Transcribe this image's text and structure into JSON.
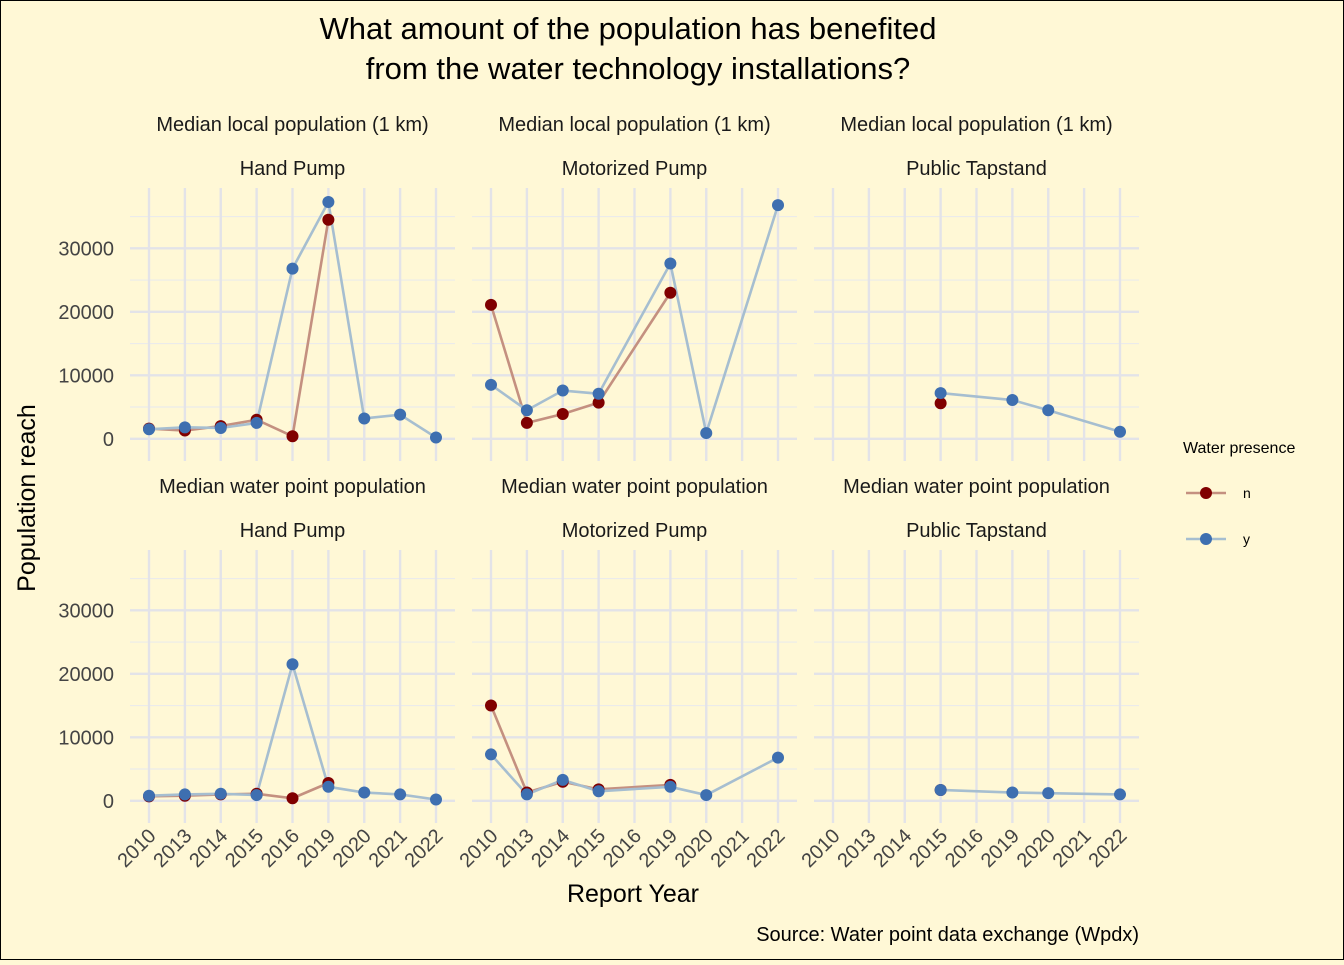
{
  "chart_data": {
    "type": "line",
    "title_line1": "What amount of the population has benefited",
    "title_line2": "from the water technology installations?",
    "xlabel": "Report Year",
    "ylabel": "Population reach",
    "caption": "Source: Water point data exchange (Wpdx)",
    "legend_title": "Water presence",
    "legend_position": "right",
    "grid": true,
    "x_categories": [
      "2010",
      "2013",
      "2014",
      "2015",
      "2016",
      "2019",
      "2020",
      "2021",
      "2022"
    ],
    "ylim": [
      -3500,
      39500
    ],
    "yticks": [
      0,
      10000,
      20000,
      30000
    ],
    "series_styles": [
      {
        "name": "n",
        "point_color": "#800000",
        "line_color": "#c49080"
      },
      {
        "name": "y",
        "point_color": "#3e6fb0",
        "line_color": "#a6bed0"
      }
    ],
    "facet_rows": [
      "Median local population (1 km)",
      "Median water point population"
    ],
    "facet_cols": [
      "Hand Pump",
      "Motorized Pump",
      "Public Tapstand"
    ],
    "panels": [
      {
        "row": 0,
        "col": 0,
        "series": [
          {
            "name": "n",
            "x": [
              "2010",
              "2013",
              "2014",
              "2015",
              "2016",
              "2019"
            ],
            "values": [
              1600,
              1300,
              2000,
              3000,
              400,
              34500
            ]
          },
          {
            "name": "y",
            "x": [
              "2010",
              "2013",
              "2014",
              "2015",
              "2016",
              "2019",
              "2020",
              "2021",
              "2022"
            ],
            "values": [
              1500,
              1800,
              1700,
              2500,
              26800,
              37300,
              3200,
              3800,
              200
            ]
          }
        ]
      },
      {
        "row": 0,
        "col": 1,
        "series": [
          {
            "name": "n",
            "x": [
              "2010",
              "2013",
              "2014",
              "2015",
              "2019"
            ],
            "values": [
              21100,
              2500,
              3900,
              5700,
              23000
            ]
          },
          {
            "name": "y",
            "x": [
              "2010",
              "2013",
              "2014",
              "2015",
              "2019",
              "2020",
              "2022"
            ],
            "values": [
              8500,
              4500,
              7600,
              7100,
              27600,
              900,
              36800
            ]
          }
        ]
      },
      {
        "row": 0,
        "col": 2,
        "series": [
          {
            "name": "n",
            "x": [
              "2015"
            ],
            "values": [
              5600
            ]
          },
          {
            "name": "y",
            "x": [
              "2015",
              "2019",
              "2020",
              "2022"
            ],
            "values": [
              7200,
              6100,
              4500,
              1100
            ]
          }
        ]
      },
      {
        "row": 1,
        "col": 0,
        "series": [
          {
            "name": "n",
            "x": [
              "2010",
              "2013",
              "2014",
              "2015",
              "2016",
              "2019"
            ],
            "values": [
              700,
              800,
              1000,
              1100,
              400,
              2800
            ]
          },
          {
            "name": "y",
            "x": [
              "2010",
              "2013",
              "2014",
              "2015",
              "2016",
              "2019",
              "2020",
              "2021",
              "2022"
            ],
            "values": [
              800,
              1000,
              1100,
              900,
              21500,
              2200,
              1300,
              1000,
              200
            ]
          }
        ]
      },
      {
        "row": 1,
        "col": 1,
        "series": [
          {
            "name": "n",
            "x": [
              "2010",
              "2013",
              "2014",
              "2015",
              "2019"
            ],
            "values": [
              15000,
              1300,
              3000,
              1800,
              2500
            ]
          },
          {
            "name": "y",
            "x": [
              "2010",
              "2013",
              "2014",
              "2015",
              "2019",
              "2020",
              "2022"
            ],
            "values": [
              7300,
              1000,
              3300,
              1500,
              2200,
              900,
              6800
            ]
          }
        ]
      },
      {
        "row": 1,
        "col": 2,
        "series": [
          {
            "name": "n",
            "x": [
              "2015"
            ],
            "values": [
              1700
            ]
          },
          {
            "name": "y",
            "x": [
              "2015",
              "2019",
              "2020",
              "2022"
            ],
            "values": [
              1700,
              1300,
              1200,
              1000
            ]
          }
        ]
      }
    ]
  }
}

= What is required =
Leave out the pictures and output the rest of the material exactly as written.

= Result of this exercise =
Transcribe this image's text and structure into JSON.
{
  "chart_data": {
    "type": "line",
    "title_line1": "What amount of the population has benefited",
    "title_line2": "from the water technology installations?",
    "xlabel": "Report Year",
    "ylabel": "Population reach",
    "caption": "Source: Water point data exchange (Wpdx)",
    "legend_title": "Water presence",
    "legend_position": "right",
    "grid": true,
    "x_categories": [
      "2010",
      "2013",
      "2014",
      "2015",
      "2016",
      "2019",
      "2020",
      "2021",
      "2022"
    ],
    "ylim": [
      -3500,
      39500
    ],
    "yticks": [
      0,
      10000,
      20000,
      30000
    ],
    "series_styles": [
      {
        "name": "n",
        "point_color": "#800000",
        "line_color": "#c49080"
      },
      {
        "name": "y",
        "point_color": "#3e6fb0",
        "line_color": "#a6bed0"
      }
    ],
    "facet_rows": [
      "Median local population (1 km)",
      "Median water point population"
    ],
    "facet_cols": [
      "Hand Pump",
      "Motorized Pump",
      "Public Tapstand"
    ],
    "panels": [
      {
        "row": 0,
        "col": 0,
        "series": [
          {
            "name": "n",
            "x": [
              "2010",
              "2013",
              "2014",
              "2015",
              "2016",
              "2019"
            ],
            "values": [
              1600,
              1300,
              2000,
              3000,
              400,
              34500
            ]
          },
          {
            "name": "y",
            "x": [
              "2010",
              "2013",
              "2014",
              "2015",
              "2016",
              "2019",
              "2020",
              "2021",
              "2022"
            ],
            "values": [
              1500,
              1800,
              1700,
              2500,
              26800,
              37300,
              3200,
              3800,
              200
            ]
          }
        ]
      },
      {
        "row": 0,
        "col": 1,
        "series": [
          {
            "name": "n",
            "x": [
              "2010",
              "2013",
              "2014",
              "2015",
              "2019"
            ],
            "values": [
              21100,
              2500,
              3900,
              5700,
              23000
            ]
          },
          {
            "name": "y",
            "x": [
              "2010",
              "2013",
              "2014",
              "2015",
              "2019",
              "2020",
              "2022"
            ],
            "values": [
              8500,
              4500,
              7600,
              7100,
              27600,
              900,
              36800
            ]
          }
        ]
      },
      {
        "row": 0,
        "col": 2,
        "series": [
          {
            "name": "n",
            "x": [
              "2015"
            ],
            "values": [
              5600
            ]
          },
          {
            "name": "y",
            "x": [
              "2015",
              "2019",
              "2020",
              "2022"
            ],
            "values": [
              7200,
              6100,
              4500,
              1100
            ]
          }
        ]
      },
      {
        "row": 1,
        "col": 0,
        "series": [
          {
            "name": "n",
            "x": [
              "2010",
              "2013",
              "2014",
              "2015",
              "2016",
              "2019"
            ],
            "values": [
              700,
              800,
              1000,
              1100,
              400,
              2800
            ]
          },
          {
            "name": "y",
            "x": [
              "2010",
              "2013",
              "2014",
              "2015",
              "2016",
              "2019",
              "2020",
              "2021",
              "2022"
            ],
            "values": [
              800,
              1000,
              1100,
              900,
              21500,
              2200,
              1300,
              1000,
              200
            ]
          }
        ]
      },
      {
        "row": 1,
        "col": 1,
        "series": [
          {
            "name": "n",
            "x": [
              "2010",
              "2013",
              "2014",
              "2015",
              "2019"
            ],
            "values": [
              15000,
              1300,
              3000,
              1800,
              2500
            ]
          },
          {
            "name": "y",
            "x": [
              "2010",
              "2013",
              "2014",
              "2015",
              "2019",
              "2020",
              "2022"
            ],
            "values": [
              7300,
              1000,
              3300,
              1500,
              2200,
              900,
              6800
            ]
          }
        ]
      },
      {
        "row": 1,
        "col": 2,
        "series": [
          {
            "name": "n",
            "x": [
              "2015"
            ],
            "values": [
              1700
            ]
          },
          {
            "name": "y",
            "x": [
              "2015",
              "2019",
              "2020",
              "2022"
            ],
            "values": [
              1700,
              1300,
              1200,
              1000
            ]
          }
        ]
      }
    ]
  }
}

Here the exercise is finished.